** Start Material for this task **

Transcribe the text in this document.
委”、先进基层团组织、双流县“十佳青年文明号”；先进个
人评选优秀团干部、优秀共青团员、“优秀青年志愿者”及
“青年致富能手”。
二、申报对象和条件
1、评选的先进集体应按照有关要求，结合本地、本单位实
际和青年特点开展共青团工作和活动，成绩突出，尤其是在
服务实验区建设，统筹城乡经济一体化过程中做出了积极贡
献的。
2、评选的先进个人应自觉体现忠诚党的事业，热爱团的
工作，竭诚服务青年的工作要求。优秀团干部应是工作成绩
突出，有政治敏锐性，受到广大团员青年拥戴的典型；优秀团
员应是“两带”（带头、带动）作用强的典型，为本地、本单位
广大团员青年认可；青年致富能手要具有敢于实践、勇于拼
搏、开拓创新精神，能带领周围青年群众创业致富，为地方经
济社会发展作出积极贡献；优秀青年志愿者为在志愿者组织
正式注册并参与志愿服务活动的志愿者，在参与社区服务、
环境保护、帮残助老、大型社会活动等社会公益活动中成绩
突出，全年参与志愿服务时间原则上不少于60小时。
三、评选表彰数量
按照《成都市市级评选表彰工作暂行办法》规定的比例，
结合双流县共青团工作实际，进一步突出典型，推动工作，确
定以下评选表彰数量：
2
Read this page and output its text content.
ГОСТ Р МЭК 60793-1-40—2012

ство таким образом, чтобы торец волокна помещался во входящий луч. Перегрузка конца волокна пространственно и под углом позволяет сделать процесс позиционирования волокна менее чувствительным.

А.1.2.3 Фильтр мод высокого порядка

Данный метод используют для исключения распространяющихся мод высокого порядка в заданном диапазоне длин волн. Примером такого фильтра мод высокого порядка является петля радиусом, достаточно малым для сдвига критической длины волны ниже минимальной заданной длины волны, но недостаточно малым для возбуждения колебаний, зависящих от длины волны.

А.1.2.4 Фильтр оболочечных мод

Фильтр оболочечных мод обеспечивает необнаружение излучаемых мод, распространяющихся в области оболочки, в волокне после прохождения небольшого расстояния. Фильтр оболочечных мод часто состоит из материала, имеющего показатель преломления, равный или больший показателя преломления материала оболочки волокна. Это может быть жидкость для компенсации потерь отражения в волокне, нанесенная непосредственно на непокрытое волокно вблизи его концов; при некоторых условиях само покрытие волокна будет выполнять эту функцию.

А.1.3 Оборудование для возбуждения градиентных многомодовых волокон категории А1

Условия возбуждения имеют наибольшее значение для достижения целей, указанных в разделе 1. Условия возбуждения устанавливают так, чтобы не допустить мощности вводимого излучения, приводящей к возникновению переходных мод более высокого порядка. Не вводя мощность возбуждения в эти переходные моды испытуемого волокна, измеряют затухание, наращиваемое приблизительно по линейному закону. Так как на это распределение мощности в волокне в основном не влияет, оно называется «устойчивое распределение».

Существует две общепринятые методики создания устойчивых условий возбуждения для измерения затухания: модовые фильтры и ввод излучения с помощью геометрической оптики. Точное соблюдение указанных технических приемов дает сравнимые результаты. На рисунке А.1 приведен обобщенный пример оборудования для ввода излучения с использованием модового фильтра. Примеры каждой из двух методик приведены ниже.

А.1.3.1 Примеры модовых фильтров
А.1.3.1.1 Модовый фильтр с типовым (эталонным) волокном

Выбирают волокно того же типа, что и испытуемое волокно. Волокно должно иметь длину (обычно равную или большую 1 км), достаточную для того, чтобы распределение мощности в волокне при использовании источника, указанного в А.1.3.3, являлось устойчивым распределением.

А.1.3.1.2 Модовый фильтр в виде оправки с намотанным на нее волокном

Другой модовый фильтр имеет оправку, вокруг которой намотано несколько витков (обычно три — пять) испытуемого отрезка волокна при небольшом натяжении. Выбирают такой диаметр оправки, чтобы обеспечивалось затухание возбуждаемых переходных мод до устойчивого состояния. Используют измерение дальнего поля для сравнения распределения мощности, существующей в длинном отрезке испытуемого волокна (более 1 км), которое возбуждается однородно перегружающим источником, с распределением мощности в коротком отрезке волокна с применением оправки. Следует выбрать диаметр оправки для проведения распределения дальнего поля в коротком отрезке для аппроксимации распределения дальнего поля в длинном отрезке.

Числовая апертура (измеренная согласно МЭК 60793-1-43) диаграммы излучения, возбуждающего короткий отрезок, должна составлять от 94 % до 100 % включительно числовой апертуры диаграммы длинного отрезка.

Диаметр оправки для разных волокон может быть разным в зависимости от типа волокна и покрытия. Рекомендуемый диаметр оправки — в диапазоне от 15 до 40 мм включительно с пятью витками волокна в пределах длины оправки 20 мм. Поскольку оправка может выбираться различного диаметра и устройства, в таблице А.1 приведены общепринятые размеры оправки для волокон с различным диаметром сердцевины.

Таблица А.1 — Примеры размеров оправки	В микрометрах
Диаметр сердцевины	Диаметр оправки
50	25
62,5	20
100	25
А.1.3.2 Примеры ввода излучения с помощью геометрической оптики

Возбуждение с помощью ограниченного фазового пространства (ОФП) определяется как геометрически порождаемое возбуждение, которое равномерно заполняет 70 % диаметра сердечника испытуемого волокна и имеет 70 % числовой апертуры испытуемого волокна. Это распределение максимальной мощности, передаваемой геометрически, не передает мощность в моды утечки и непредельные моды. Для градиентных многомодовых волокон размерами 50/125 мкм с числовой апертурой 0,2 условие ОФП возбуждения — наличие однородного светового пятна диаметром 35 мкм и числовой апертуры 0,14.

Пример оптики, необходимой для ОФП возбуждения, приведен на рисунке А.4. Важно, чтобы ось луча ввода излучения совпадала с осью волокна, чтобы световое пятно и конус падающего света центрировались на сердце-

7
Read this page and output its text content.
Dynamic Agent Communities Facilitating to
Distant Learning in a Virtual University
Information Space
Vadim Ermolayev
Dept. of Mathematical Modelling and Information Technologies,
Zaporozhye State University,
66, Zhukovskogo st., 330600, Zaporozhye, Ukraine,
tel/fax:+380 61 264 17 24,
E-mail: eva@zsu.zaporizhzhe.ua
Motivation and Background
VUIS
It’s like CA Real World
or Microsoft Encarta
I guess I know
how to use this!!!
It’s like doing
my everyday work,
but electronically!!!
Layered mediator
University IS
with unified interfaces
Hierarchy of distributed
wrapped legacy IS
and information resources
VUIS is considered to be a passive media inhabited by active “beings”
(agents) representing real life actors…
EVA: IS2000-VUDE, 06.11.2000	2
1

** End Material for this task **

▶ **Aim of the exercise**:
Restate all of the entries above precisely.

▶ **Written solution**:
Transcribe the text in this document.
委”、先进基层团组织、双流县“十佳青年文明号”；先进个
人评选优秀团干部、优秀共青团员、“优秀青年志愿者”及
“青年致富能手”。
二、申报对象和条件
1、评选的先进集体应按照有关要求，结合本地、本单位实
际和青年特点开展共青团工作和活动，成绩突出，尤其是在
服务实验区建设，统筹城乡经济一体化过程中做出了积极贡
献的。
2、评选的先进个人应自觉体现忠诚党的事业，热爱团的
工作，竭诚服务青年的工作要求。优秀团干部应是工作成绩
突出，有政治敏锐性，受到广大团员青年拥戴的典型；优秀团
员应是“两带”（带头、带动）作用强的典型，为本地、本单位
广大团员青年认可；青年致富能手要具有敢于实践、勇于拼
搏、开拓创新精神，能带领周围青年群众创业致富，为地方经
济社会发展作出积极贡献；优秀青年志愿者为在志愿者组织
正式注册并参与志愿服务活动的志愿者，在参与社区服务、
环境保护、帮残助老、大型社会活动等社会公益活动中成绩
突出，全年参与志愿服务时间原则上不少于60小时。
三、评选表彰数量
按照《成都市市级评选表彰工作暂行办法》规定的比例，
结合双流县共青团工作实际，进一步突出典型，推动工作，确
定以下评选表彰数量：
2
Read this page and output its text content.
ГОСТ Р МЭК 60793-1-40—2012

ство таким образом, чтобы торец волокна помещался во входящий луч. Перегрузка конца волокна пространственно и под углом позволяет сделать процесс позиционирования волокна менее чувствительным.

А.1.2.3 Фильтр мод высокого порядка

Данный метод используют для исключения распространяющихся мод высокого порядка в заданном диапазоне длин волн. Примером такого фильтра мод высокого порядка является петля радиусом, достаточно малым для сдвига критической длины волны ниже минимальной заданной длины волны, но недостаточно малым для возбуждения колебаний, зависящих от длины волны.

А.1.2.4 Фильтр оболочечных мод

Фильтр оболочечных мод обеспечивает необнаружение излучаемых мод, распространяющихся в области оболочки, в волокне после прохождения небольшого расстояния. Фильтр оболочечных мод часто состоит из материала, имеющего показатель преломления, равный или больший показателя преломления материала оболочки волокна. Это может быть жидкость для компенсации потерь отражения в волокне, нанесенная непосредственно на непокрытое волокно вблизи его концов; при некоторых условиях само покрытие волокна будет выполнять эту функцию.

А.1.3 Оборудование для возбуждения градиентных многомодовых волокон категории А1

Условия возбуждения имеют наибольшее значение для достижения целей, указанных в разделе 1. Условия возбуждения устанавливают так, чтобы не допустить мощности вводимого излучения, приводящей к возникновению переходных мод более высокого порядка. Не вводя мощность возбуждения в эти переходные моды испытуемого волокна, измеряют затухание, наращиваемое приблизительно по линейному закону. Так как на это распределение мощности в волокне в основном не влияет, оно называется «устойчивое распределение».

Существует две общепринятые методики создания устойчивых условий возбуждения для измерения затухания: модовые фильтры и ввод излучения с помощью геометрической оптики. Точное соблюдение указанных технических приемов дает сравнимые результаты. На рисунке А.1 приведен обобщенный пример оборудования для ввода излучения с использованием модового фильтра. Примеры каждой из двух методик приведены ниже.

А.1.3.1 Примеры модовых фильтров
А.1.3.1.1 Модовый фильтр с типовым (эталонным) волокном

Выбирают волокно того же типа, что и испытуемое волокно. Волокно должно иметь длину (обычно равную или большую 1 км), достаточную для того, чтобы распределение мощности в волокне при использовании источника, указанного в А.1.3.3, являлось устойчивым распределением.

А.1.3.1.2 Модовый фильтр в виде оправки с намотанным на нее волокном

Другой модовый фильтр имеет оправку, вокруг которой намотано несколько витков (обычно три — пять) испытуемого отрезка волокна при небольшом натяжении. Выбирают такой диаметр оправки, чтобы обеспечивалось затухание возбуждаемых переходных мод до устойчивого состояния. Используют измерение дальнего поля для сравнения распределения мощности, существующей в длинном отрезке испытуемого волокна (более 1 км), которое возбуждается однородно перегружающим источником, с распределением мощности в коротком отрезке волокна с применением оправки. Следует выбрать диаметр оправки для проведения распределения дальнего поля в коротком отрезке для аппроксимации распределения дальнего поля в длинном отрезке.

Числовая апертура (измеренная согласно МЭК 60793-1-43) диаграммы излучения, возбуждающего короткий отрезок, должна составлять от 94 % до 100 % включительно числовой апертуры диаграммы длинного отрезка.

Диаметр оправки для разных волокон может быть разным в зависимости от типа волокна и покрытия. Рекомендуемый диаметр оправки — в диапазоне от 15 до 40 мм включительно с пятью витками волокна в пределах длины оправки 20 мм. Поскольку оправка может выбираться различного диаметра и устройства, в таблице А.1 приведены общепринятые размеры оправки для волокон с различным диаметром сердцевины.

Таблица А.1 — Примеры размеров оправки	В микрометрах
Диаметр сердцевины	Диаметр оправки
50	25
62,5	20
100	25
А.1.3.2 Примеры ввода излучения с помощью геометрической оптики

Возбуждение с помощью ограниченного фазового пространства (ОФП) определяется как геометрически порождаемое возбуждение, которое равномерно заполняет 70 % диаметра сердечника испытуемого волокна и имеет 70 % числовой апертуры испытуемого волокна. Это распределение максимальной мощности, передаваемой геометрически, не передает мощность в моды утечки и непредельные моды. Для градиентных многомодовых волокон размерами 50/125 мкм с числовой апертурой 0,2 условие ОФП возбуждения — наличие однородного светового пятна диаметром 35 мкм и числовой апертуры 0,14.

Пример оптики, необходимой для ОФП возбуждения, приведен на рисунке А.4. Важно, чтобы ось луча ввода излучения совпадала с осью волокна, чтобы световое пятно и конус падающего света центрировались на сердце-

7
Read this page and output its text content.
Dynamic Agent Communities Facilitating to
Distant Learning in a Virtual University
Information Space
Vadim Ermolayev
Dept. of Mathematical Modelling and Information Technologies,
Zaporozhye State University,
66, Zhukovskogo st., 330600, Zaporozhye, Ukraine,
tel/fax:+380 61 264 17 24,
E-mail: eva@zsu.zaporizhzhe.ua
Motivation and Background
VUIS
It’s like CA Real World
or Microsoft Encarta
I guess I know
how to use this!!!
It’s like doing
my everyday work,
but electronically!!!
Layered mediator
University IS
with unified interfaces
Hierarchy of distributed
wrapped legacy IS
and information resources
VUIS is considered to be a passive media inhabited by active “beings”
(agents) representing real life actors…
EVA: IS2000-VUDE, 06.11.2000	2
1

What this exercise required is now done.